| Exercise directions |
Give the number of lines in the data that hold the word "kereta", and nothing else.

** START Records for the exercise **

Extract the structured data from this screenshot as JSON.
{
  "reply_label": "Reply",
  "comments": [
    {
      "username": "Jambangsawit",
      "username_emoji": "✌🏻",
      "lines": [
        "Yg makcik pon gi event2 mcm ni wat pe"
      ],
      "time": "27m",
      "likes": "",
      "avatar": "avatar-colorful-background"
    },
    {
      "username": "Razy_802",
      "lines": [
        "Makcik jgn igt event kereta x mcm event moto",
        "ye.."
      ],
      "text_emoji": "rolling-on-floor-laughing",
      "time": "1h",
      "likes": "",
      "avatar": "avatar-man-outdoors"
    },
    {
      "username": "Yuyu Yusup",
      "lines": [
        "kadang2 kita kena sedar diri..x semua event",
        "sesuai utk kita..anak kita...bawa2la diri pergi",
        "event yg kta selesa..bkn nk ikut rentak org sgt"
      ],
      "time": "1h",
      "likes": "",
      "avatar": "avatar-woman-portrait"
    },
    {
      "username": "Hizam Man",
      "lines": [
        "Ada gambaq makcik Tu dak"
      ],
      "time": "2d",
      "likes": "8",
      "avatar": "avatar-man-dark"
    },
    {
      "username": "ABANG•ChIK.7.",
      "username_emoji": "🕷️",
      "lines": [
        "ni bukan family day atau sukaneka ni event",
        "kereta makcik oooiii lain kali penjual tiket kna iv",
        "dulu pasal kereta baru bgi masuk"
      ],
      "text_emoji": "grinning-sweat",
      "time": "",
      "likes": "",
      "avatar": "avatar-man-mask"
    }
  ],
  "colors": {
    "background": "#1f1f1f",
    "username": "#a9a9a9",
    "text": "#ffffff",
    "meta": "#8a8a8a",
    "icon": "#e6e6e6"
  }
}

** END Records for the exercise **

| Task answer |
3